- [INSTRUÇÕES DA TAREFA] Transcreva integralmente o texto de leitura, sobre os militares e o patrimonialismo no Brasil, sem alterar nenhuma palavra.

O Frei Vicente do Salvador em sua clássica obra História do Brasil datada de 1627, vaticinou que “nenhum homem nessa terra é repúblico, nem zela ou trata do bem comum, senão cada um do bem particular”. Impressionante como ainda somos um país patrimonialista e estamental, ávido pela preservação de privilégios, existindo algumas atividades ou carreiras de estado que recebem um tratamento diferenciado, antirepublicano e completamente danoso aos interesses da coletividade e da cidadania.
É nesse contexto que se inserem os militares. Ao se valer do lema “Braço forte, mão amiga” o Exército Brasileiro demonstra que as forças armadas possuem tanto o poder de combate e manutenção da lei e da ordem (braço forte), como também estão aptos a prestarem pronto auxílio nas hipóteses de calamidade pública, situações de emergência e crises humanitárias, como nas enchentes, campanhas de vacinação e acolhimento de refugiados (mão amiga).
Acabamos de sair de um governo que optou por enaltecer os militares, aumentando exponencialmente o número de integrantes das três forças como ocupantes de cargos em comissão na administração pública direta e indireta. De repente passamos a ter generais e outros oficiais cuidando de temas variados tais como saúde, educação, petróleo e gás, esporte, orçamento e transporte.
Os militares saíram da caserna e voltaram a emitir opinião sobre vários assuntos, figurando como especialistas até em matérias inóspitas como urnas eletrônicas e liberação de mercadorias apreendidas na alfândega. Todo esse protagonismo revelou para a nação que além do braço forte e da mão amiga, uma parte considerável dos integrantes das forças armadas luta com bastante denodo por sinecuras, são guerreiros voltados à preservação de benesses injustificáveis em uma república, buscam tratamento diferenciado no serviço público, esquivando-se para não serem açambarcados pelos princípios constitucionais da moralidade, impessoalidade e razoabilidade.

- [DADOS FORNECIDOS]
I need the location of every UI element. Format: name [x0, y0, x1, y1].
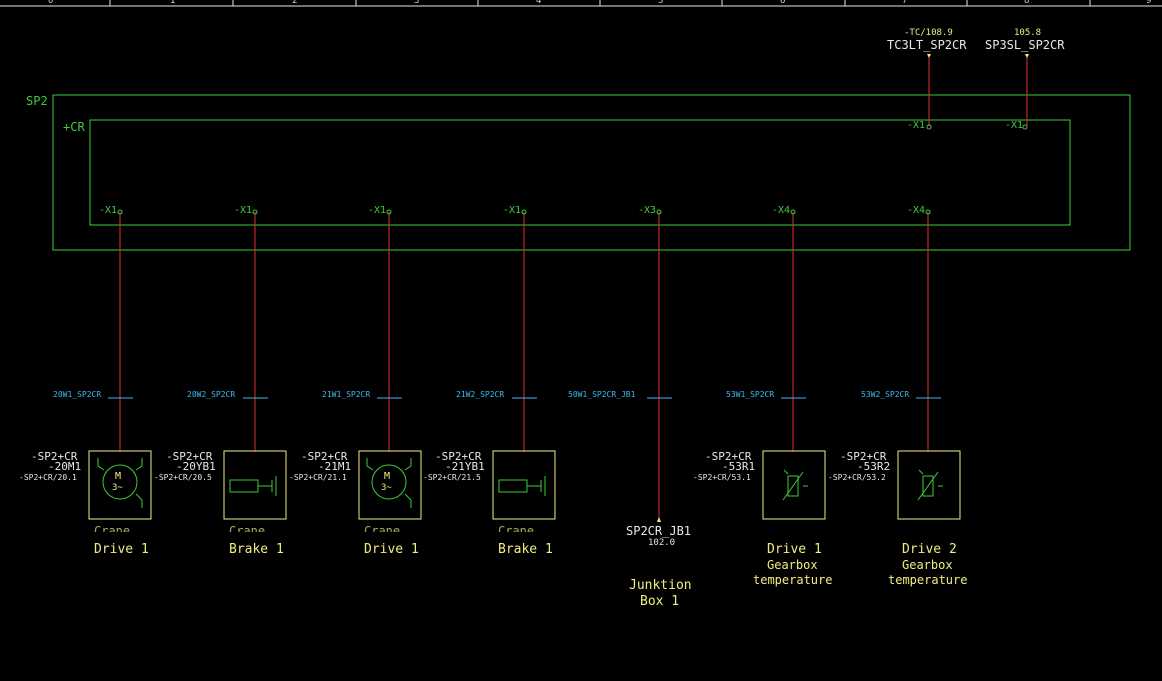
terminal-dot[interactable] [926, 124, 932, 130]
top-ref-2-name: SP3SL_SP2CR [985, 38, 1065, 52]
function-label: SP2 [26, 94, 48, 108]
ruler-number: 7 [902, 0, 908, 6]
device-desc: Drive 2 [902, 542, 957, 557]
brake-icon [498, 476, 546, 496]
device-desc: Drive 1 [767, 542, 822, 557]
device-desc: Brake 1 [229, 542, 284, 557]
ruler-number: 1 [170, 0, 176, 6]
device-desc: Gearbox [902, 558, 953, 572]
location-label: +CR [63, 120, 85, 134]
terminal-label: -X1 [368, 205, 387, 216]
arrow-down-icon [927, 54, 931, 58]
cable-label[interactable]: 21W2_SP2CR [456, 390, 505, 399]
device-ref[interactable]: -SP2+CR/21.5 [423, 473, 481, 482]
arrow-up-icon [657, 517, 661, 522]
terminal-label: -X3 [638, 205, 657, 216]
terminal-label: -X4 [772, 205, 791, 216]
ruler [0, 0, 1162, 7]
terminal-label: -X1 [234, 205, 253, 216]
terminal-label: -X1 [1005, 120, 1024, 131]
device-tag: -SP2+CR [435, 450, 482, 463]
device-tag: -53R2 [857, 460, 891, 473]
device-tag: -SP2+CR [31, 450, 78, 463]
device-tag: -21M1 [318, 460, 352, 473]
motor-phase: 3~ [112, 483, 123, 493]
device-box-21YB1[interactable] [492, 450, 556, 520]
terminal-label: -X1 [907, 120, 926, 131]
device-box-53R1[interactable] [762, 450, 826, 520]
motor-icon [97, 458, 143, 508]
ruler-number: 9 [1146, 0, 1152, 6]
device-desc: Drive 1 [364, 542, 419, 557]
device-tag: -20YB1 [176, 460, 216, 473]
location-box [89, 119, 1071, 226]
thermistor-icon [917, 469, 943, 501]
terminal-label: -X1 [99, 205, 118, 216]
top-ref-1[interactable]: -TC/108.9 [904, 28, 953, 38]
arrow-down-icon [1025, 54, 1029, 58]
device-boxes [88, 450, 961, 520]
cable-label[interactable]: 20W1_SP2CR [53, 390, 102, 399]
device-desc: temperature [888, 573, 968, 587]
device-ref[interactable]: -SP2+CR/53.1 [693, 473, 751, 482]
device-tag: -SP2+CR [705, 450, 752, 463]
ruler-number: 6 [780, 0, 786, 6]
terminal-dots [117, 209, 931, 215]
ruler-number: 3 [414, 0, 420, 6]
terminal-dot[interactable] [1022, 124, 1028, 130]
device-desc: Box 1 [640, 594, 680, 609]
device-box-53R2[interactable] [897, 450, 961, 520]
device-tag: -SP2+CR [840, 450, 887, 463]
device-desc: Drive 1 [94, 542, 149, 557]
wires [119, 212, 929, 518]
cable-label[interactable]: 53W1_SP2CR [726, 390, 775, 399]
terminal-label: -X1 [503, 205, 522, 216]
device-desc: Crane [94, 525, 131, 532]
device-ref[interactable]: -SP2+CR/20.5 [154, 473, 212, 482]
function-box [52, 94, 1131, 251]
device-tag: -20M1 [48, 460, 82, 473]
junction-box-ref[interactable]: 102.0 [648, 538, 676, 548]
motor-phase: 3~ [381, 483, 392, 493]
brake-icon [229, 476, 277, 496]
ruler-number: 8 [1024, 0, 1030, 6]
device-tag: -SP2+CR [166, 450, 213, 463]
device-ref[interactable]: -SP2+CR/21.1 [289, 473, 347, 482]
device-desc: Gearbox [767, 558, 818, 572]
ruler-number: 2 [292, 0, 298, 6]
device-desc: Junktion [629, 578, 692, 593]
ruler-number: 5 [658, 0, 664, 6]
device-desc: Brake 1 [498, 542, 553, 557]
device-desc: Crane [498, 525, 535, 532]
ruler-number: 0 [48, 0, 54, 6]
device-tag: -53R1 [722, 460, 756, 473]
top-ref-2[interactable]: 105.8 [1014, 28, 1042, 38]
device-box-20YB1[interactable] [223, 450, 287, 520]
cable-label[interactable]: 53W2_SP2CR [861, 390, 910, 399]
ruler-number: 4 [536, 0, 542, 6]
device-tag: -21YB1 [445, 460, 485, 473]
terminal-label: -X4 [907, 205, 926, 216]
cable-label[interactable]: 50W1_SP2CR_JB1 [568, 390, 636, 399]
thermistor-icon [782, 469, 808, 501]
motor-label: M [384, 471, 391, 482]
cable-label[interactable]: 21W1_SP2CR [322, 390, 371, 399]
top-ref-1-name: TC3LT_SP2CR [887, 38, 967, 52]
device-desc: temperature [753, 573, 833, 587]
motor-label: M [115, 471, 122, 482]
device-box-21M1[interactable] [358, 450, 422, 520]
device-ref[interactable]: -SP2+CR/53.2 [828, 473, 886, 482]
device-box-20M1[interactable] [88, 450, 152, 520]
device-desc: Crane [364, 525, 401, 532]
device-ref[interactable]: -SP2+CR/20.1 [19, 473, 77, 482]
cable-label[interactable]: 20W2_SP2CR [187, 390, 236, 399]
motor-icon [366, 458, 412, 508]
junction-box-name[interactable]: SP2CR_JB1 [626, 524, 692, 538]
device-tag: -SP2+CR [301, 450, 348, 463]
device-desc: Crane [229, 525, 266, 532]
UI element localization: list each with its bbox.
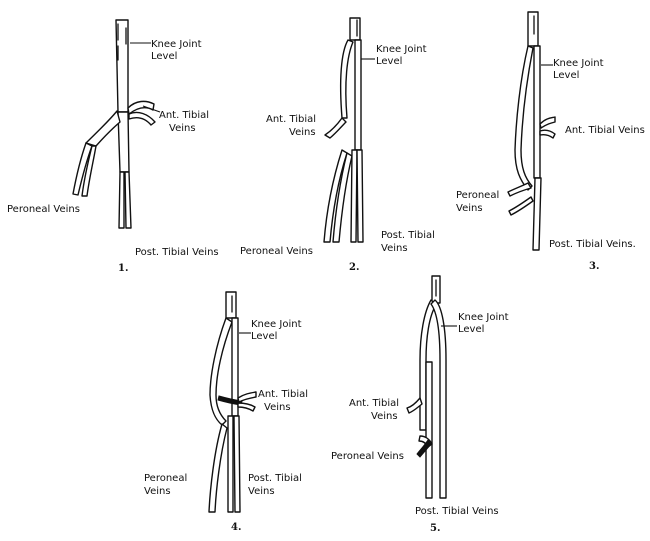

- [TAREFA RESOLVIDA]
O Frei Vicente do Salvador em sua clássica obra História do Brasil datada de 1627, vaticinou que “nenhum homem nessa terra é repúblico, nem zela ou trata do bem comum, senão cada um do bem particular”. Impressionante como ainda somos um país patrimonialista e estamental, ávido pela preservação de privilégios, existindo algumas atividades ou carreiras de estado que recebem um tratamento diferenciado, antirepublicano e completamente danoso aos interesses da coletividade e da cidadania.
É nesse contexto que se inserem os militares. Ao se valer do lema “Braço forte, mão amiga” o Exército Brasileiro demonstra que as forças armadas possuem tanto o poder de combate e manutenção da lei e da ordem (braço forte), como também estão aptos a prestarem pronto auxílio nas hipóteses de calamidade pública, situações de emergência e crises humanitárias, como nas enchentes, campanhas de vacinação e acolhimento de refugiados (mão amiga).
Acabamos de sair de um governo que optou por enaltecer os militares, aumentando exponencialmente o número de integrantes das três forças como ocupantes de cargos em comissão na administração pública direta e indireta. De repente passamos a ter generais e outros oficiais cuidando de temas variados tais como saúde, educação, petróleo e gás, esporte, orçamento e transporte.
Os militares saíram da caserna e voltaram a emitir opinião sobre vários assuntos, figurando como especialistas até em matérias inóspitas como urnas eletrônicas e liberação de mercadorias apreendidas na alfândega. Todo esse protagonismo revelou para a nação que além do braço forte e da mão amiga, uma parte considerável dos integrantes das forças armadas luta com bastante denodo por sinecuras, são guerreiros voltados à preservação de benesses injustificáveis em uma república, buscam tratamento diferenciado no serviço público, esquivando-se para não serem açambarcados pelos princípios constitucionais da moralidade, impessoalidade e razoabilidade.